§ GIVEN REQUEST A
Answer these questions about the text on Ecclesia and Synagoga, one answer per line, marked the same way:
(i) On which two cathedrals are the best known statues of this pair?
(ii) Where is the 14th-century prayer book with the blindfolded Torah kept, and under what shelfmark?
(iii) According to the second section, what does Synagoga's blindfold illustrate?
§ GIVEN REQUEST B
For each statement, say yes or no based on the text on Ecclesia and Synagoga. Quote the words that decide it.
(i) The two figures were usually placed inside the church building.
(ii) In England, the figures appear in Lincoln and Salisbury.
(iii) Ecclesia is portrayed with a crowned head.
§ GIVEN REQUEST C
From the text on Ecclesia and Synagoga, reproduce word for word the passage that begins at the words "In medieval art" and ends after the words "glass as well.".

10.8.13

Has God Only One Blessing?


Paula Mary Turnbull, Synagoga and Ecclesia, copper, by 2000

1. The Medieval Pair

ECCLESIA ET SYNAGOGA, the name given to the symbolic representations in Christian art of the Middle Ages of the victorious Church and defeated Synagogue, symbolizing the triumph of Christianity. The representation is often found in medieval Christian manuscript art. It also became a conventional decoration in many medieval churches, especially in France, England, and Germany, and took the form of two graceful female figures, usually on the outside of the building. The Church is shown erect and triumphant, bearing a cross; the Synagogue is usually blindfolded and dejected, bearing a broken staff and sometimes decorated with the Tables of the Ten Commandments symbolizing the Old Testament. The best known statues of this type are on the exterior of the cathedrals of Strasbourg and Bamberg. They are also found in Rheims, Paris, and Bordeaux. In England, they figure, generally in a mutilated condition, in Rochester, Lincoln, Salisbury, and Winchester.[1]

Crucifixion with Ecclesia et Synagoga
Notre-Dame des Douleurs, Marienthal, Alsace

The representation of the blindfolded synagogue was paradoxically reflected even in Jewish manuscript art: as for example in the miniature of the blindfolded Torah with her spouse, the People of Israel, in a 14th-century manuscript prayer book (Hamburg, Cod. Lev. 37; possibly having a symbolic meaning, representing the Torah and the People of Israel).[1]

2. The Twenty-First-Century Pair

Has God Only One Blessing?

"Having at last realized that God has more than one blessing, we must widen the stakes of our tent in bold yet careful ways" —Mary C. Boys (p. 10).

In medieval art and architecture, Ecclesia and Synagoga were the symbolic representations of the Christian and Jewish faiths, portrayed by two female figures. Ecclesia, representing the Christian church, was proud and triumphant, with crowned head held high and bearing the cross. By contrast, Synagoga, representing Judaism, was shown downcast and forlorn in her defeat, bearing broken tablets and blindfolded—illustrating her blindness to the "truth" of the New Testament. Many European cathedrals bear the statues of Ecclesia and Synagoga, and they are depicted in stained glass as well.

§ EXTRACTED MATERIAL

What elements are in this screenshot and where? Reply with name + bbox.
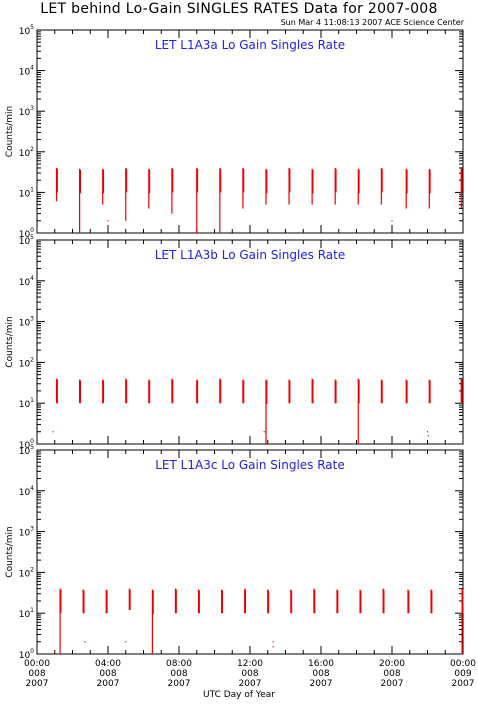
panel-frame xyxy=(36,449,464,655)
rate-point xyxy=(52,431,54,433)
rate-point xyxy=(263,431,265,433)
x-axis-title: UTC Day of Year xyxy=(203,690,275,700)
x-tick-label: 04:00 xyxy=(95,659,121,669)
rate-point xyxy=(84,641,86,643)
rate-point xyxy=(391,220,393,222)
x-tick-label: 008 xyxy=(170,669,187,679)
y-tick-label: 101 xyxy=(19,186,34,199)
rate-point xyxy=(160,229,162,231)
x-tick-label: 16:00 xyxy=(308,659,334,669)
y-tick-label: 101 xyxy=(19,397,34,410)
x-tick-label: 008 xyxy=(99,669,116,679)
y-tick-label: 102 xyxy=(19,356,34,369)
y-tick-label: 100 xyxy=(19,648,34,661)
y-tick-label: 104 xyxy=(19,275,34,288)
panel-title: LET L1A3a Lo Gain Singles Rate xyxy=(155,38,345,52)
x-tick-label: 2007 xyxy=(26,679,49,689)
x-tick-label: 2007 xyxy=(168,679,191,689)
y-tick-label: 102 xyxy=(19,566,34,579)
y-tick-label: 101 xyxy=(19,607,34,620)
panel-title: LET L1A3c Lo Gain Singles Rate xyxy=(155,458,345,472)
panel-frame xyxy=(36,239,464,445)
chart-title: LET behind Lo-Gain SINGLES RATES Data fo… xyxy=(40,1,438,17)
y-axis-title: Counts/min xyxy=(5,526,15,577)
x-tick-label: 2007 xyxy=(97,679,120,689)
panel-l1a3c: 100 101 102 103 104 105 Counts/min LET L1A3c Lo… xyxy=(5,444,464,661)
y-tick-label: 103 xyxy=(19,316,34,329)
x-tick-label: 009 xyxy=(454,669,471,679)
y-tick-label: 105 xyxy=(19,234,34,247)
rate-point xyxy=(272,646,274,648)
y-tick-label: 102 xyxy=(19,146,34,159)
y-tick-label: 104 xyxy=(19,485,34,498)
y-tick-label: 103 xyxy=(19,526,34,539)
x-tick-label: 2007 xyxy=(452,679,475,689)
x-tick-label: 008 xyxy=(241,669,258,679)
x-tick-label: 2007 xyxy=(239,679,262,689)
y-tick-label: 100 xyxy=(19,438,34,451)
y-tick-label: 105 xyxy=(19,444,34,457)
y-axis-title: Counts/min xyxy=(5,106,15,157)
x-tick-label: 2007 xyxy=(310,679,333,689)
rate-point xyxy=(125,641,127,643)
x-tick-label: 20:00 xyxy=(379,659,405,669)
x-tick-label: 008 xyxy=(312,669,329,679)
x-axis-labels: 00:00008200704:00008200708:00008200712:0… xyxy=(24,659,476,689)
panel-l1a3a: 100 101 102 103 104 105 Counts/min LET L1A3a Lo… xyxy=(5,24,464,240)
panel-frame xyxy=(36,29,464,234)
rate-point xyxy=(427,435,429,437)
x-tick-label: 008 xyxy=(383,669,400,679)
generation-timestamp: Sun Mar 4 11:08:13 2007 ACE Science Cent… xyxy=(280,18,464,27)
x-tick-label: 00:00 xyxy=(24,659,50,669)
panel-l1a3b: 100 101 102 103 104 105 Counts/min LET L1A3b Lo… xyxy=(5,234,464,451)
y-tick-label: 103 xyxy=(19,105,34,118)
rate-point xyxy=(426,431,429,433)
x-tick-label: 2007 xyxy=(381,679,404,689)
x-tick-label: 08:00 xyxy=(166,659,192,669)
rate-point xyxy=(107,220,109,222)
rate-point xyxy=(272,641,274,643)
y-tick-label: 100 xyxy=(19,227,34,240)
y-axis-title: Counts/min xyxy=(5,316,15,367)
x-tick-label: 12:00 xyxy=(237,659,263,669)
y-tick-label: 105 xyxy=(19,24,34,37)
y-tick-label: 104 xyxy=(19,65,34,78)
x-tick-label: 008 xyxy=(28,669,45,679)
x-tick-label: 00:00 xyxy=(450,659,476,669)
panel-title: LET L1A3b Lo Gain Singles Rate xyxy=(155,248,346,262)
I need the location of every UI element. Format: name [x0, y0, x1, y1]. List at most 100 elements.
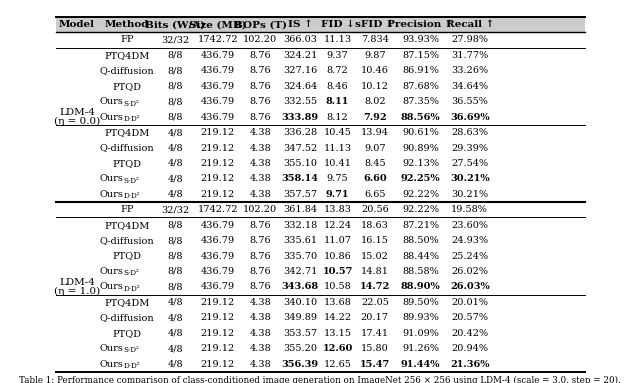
- Text: 327.16: 327.16: [283, 66, 317, 75]
- Text: 9.87: 9.87: [364, 51, 386, 60]
- Text: 6.65: 6.65: [364, 190, 386, 199]
- Text: 20.94%: 20.94%: [451, 344, 488, 353]
- Text: 436.79: 436.79: [201, 82, 235, 91]
- Text: PTQ4DM: PTQ4DM: [104, 298, 150, 307]
- Text: LDM-4: LDM-4: [59, 108, 95, 117]
- Text: 8.76: 8.76: [250, 267, 271, 276]
- Text: 89.50%: 89.50%: [403, 298, 439, 307]
- Text: 361.84: 361.84: [284, 205, 317, 214]
- Text: 32/32: 32/32: [161, 205, 189, 214]
- Text: 8.76: 8.76: [250, 51, 271, 60]
- Text: 102.20: 102.20: [243, 205, 277, 214]
- Text: 357.57: 357.57: [284, 190, 317, 199]
- Text: Model: Model: [59, 20, 95, 29]
- Text: 92.22%: 92.22%: [402, 190, 439, 199]
- Text: 333.89: 333.89: [282, 113, 319, 122]
- Text: 343.68: 343.68: [282, 282, 319, 291]
- Text: 349.89: 349.89: [284, 313, 317, 322]
- Text: PTQD: PTQD: [113, 82, 141, 91]
- Text: 21.36%: 21.36%: [450, 360, 490, 368]
- Text: 91.09%: 91.09%: [403, 329, 439, 338]
- Text: 90.89%: 90.89%: [403, 144, 439, 152]
- Text: 4/8: 4/8: [167, 344, 183, 353]
- Text: Ours: Ours: [99, 282, 123, 291]
- Text: 335.70: 335.70: [284, 252, 317, 260]
- Text: 324.21: 324.21: [283, 51, 317, 60]
- Text: 9.37: 9.37: [326, 51, 348, 60]
- Text: 219.12: 219.12: [200, 190, 235, 199]
- Text: FP: FP: [120, 205, 134, 214]
- Text: 355.10: 355.10: [284, 159, 317, 168]
- Text: 9.71: 9.71: [326, 190, 349, 199]
- Text: S·D²: S·D²: [124, 347, 140, 354]
- Text: 8.11: 8.11: [326, 97, 349, 106]
- Text: 17.41: 17.41: [361, 329, 389, 338]
- Text: 436.79: 436.79: [201, 282, 235, 291]
- Text: 6.60: 6.60: [363, 174, 387, 183]
- Text: 340.10: 340.10: [284, 298, 317, 307]
- Text: D·D²: D·D²: [124, 285, 140, 293]
- Text: 4.38: 4.38: [250, 298, 271, 307]
- Text: 89.93%: 89.93%: [403, 313, 439, 322]
- Text: 436.79: 436.79: [201, 66, 235, 75]
- Text: 219.12: 219.12: [200, 144, 235, 152]
- Text: IS ↑: IS ↑: [288, 20, 313, 29]
- Text: 8/8: 8/8: [167, 252, 183, 260]
- Text: 23.60%: 23.60%: [451, 221, 488, 230]
- Text: 93.93%: 93.93%: [402, 36, 439, 44]
- Text: 15.02: 15.02: [361, 252, 389, 260]
- Text: 4/8: 4/8: [167, 313, 183, 322]
- Text: 36.69%: 36.69%: [450, 113, 490, 122]
- Text: Q-diffusion: Q-diffusion: [100, 144, 154, 152]
- Text: D·D²: D·D²: [124, 192, 140, 200]
- Text: 4.38: 4.38: [250, 159, 271, 168]
- Text: 32/32: 32/32: [161, 36, 189, 44]
- Text: 16.15: 16.15: [361, 236, 389, 245]
- Text: 4.38: 4.38: [250, 329, 271, 338]
- Text: 436.79: 436.79: [201, 221, 235, 230]
- Text: Table 1: Performance comparison of class-conditioned image generation on ImageNe: Table 1: Performance comparison of class…: [19, 376, 621, 383]
- Text: (η = 1.0): (η = 1.0): [54, 287, 100, 296]
- Text: 4/8: 4/8: [167, 174, 183, 183]
- Text: 436.79: 436.79: [201, 97, 235, 106]
- Text: 219.12: 219.12: [200, 159, 235, 168]
- Text: 91.44%: 91.44%: [401, 360, 440, 368]
- Text: 4.38: 4.38: [250, 174, 271, 183]
- Text: 26.03%: 26.03%: [450, 282, 490, 291]
- Text: Q-diffusion: Q-diffusion: [100, 313, 154, 322]
- Text: 10.12: 10.12: [361, 82, 389, 91]
- Text: FP: FP: [120, 36, 134, 44]
- Text: 20.01%: 20.01%: [451, 298, 488, 307]
- Text: 13.68: 13.68: [324, 298, 351, 307]
- Text: 332.55: 332.55: [284, 97, 317, 106]
- Text: PTQD: PTQD: [113, 252, 141, 260]
- Text: 8.76: 8.76: [250, 236, 271, 245]
- Text: S·D²: S·D²: [124, 269, 140, 277]
- Text: 13.83: 13.83: [324, 205, 351, 214]
- Text: 30.21%: 30.21%: [450, 174, 490, 183]
- Text: 87.68%: 87.68%: [403, 82, 439, 91]
- Text: 4/8: 4/8: [167, 159, 183, 168]
- Text: 4.38: 4.38: [250, 128, 271, 137]
- Text: Ours: Ours: [99, 190, 123, 199]
- Text: S·D²: S·D²: [124, 100, 140, 108]
- Text: 12.65: 12.65: [324, 360, 351, 368]
- Text: 7.92: 7.92: [363, 113, 387, 122]
- Text: 88.58%: 88.58%: [403, 267, 439, 276]
- Text: Q-diffusion: Q-diffusion: [100, 66, 154, 75]
- Text: 8/8: 8/8: [167, 113, 183, 122]
- Text: 436.79: 436.79: [201, 51, 235, 60]
- Text: 87.21%: 87.21%: [402, 221, 439, 230]
- Text: 356.39: 356.39: [282, 360, 319, 368]
- Text: 30.21%: 30.21%: [451, 190, 488, 199]
- Text: Method: Method: [105, 20, 149, 29]
- Text: BOPs (T): BOPs (T): [234, 20, 287, 29]
- Text: 219.12: 219.12: [200, 344, 235, 353]
- Text: 1742.72: 1742.72: [197, 205, 238, 214]
- Text: Ours: Ours: [99, 174, 123, 183]
- Text: 9.07: 9.07: [364, 144, 386, 152]
- Text: Size (MB): Size (MB): [189, 20, 246, 29]
- Text: 20.56: 20.56: [361, 205, 388, 214]
- Text: Ours: Ours: [99, 267, 123, 276]
- Text: 10.86: 10.86: [324, 252, 351, 260]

§ FINISHED ANSWER A
(i) Strasbourg and Bamberg.
(ii) Hamburg, Cod. Lev. 37.
(iii) Her blindness to the "truth" of the New Testament.

§ FINISHED ANSWER B
(i) No: "usually on the outside of the building."
(ii) Yes: "In England, they figure, generally in a mutilated condition, in Rochester, Lincoln, Salisbury, and Winchester."
(iii) Yes: "with crowned head held high and bearing the cross."

§ FINISHED ANSWER C
In medieval art and architecture, Ecclesia and Synagoga were the symbolic representations of the Christian and Jewish faiths, portrayed by two female figures. Ecclesia, representing the Christian church, was proud and triumphant, with crowned head held high and bearing the cross. By contrast, Synagoga, representing Judaism, was shown downcast and forlorn in her defeat, bearing broken tablets and blindfolded—illustrating her blindness to the "truth" of the New Testament. Many European cathedrals bear the statues of Ecclesia and Synagoga, and they are depicted in stained glass as well.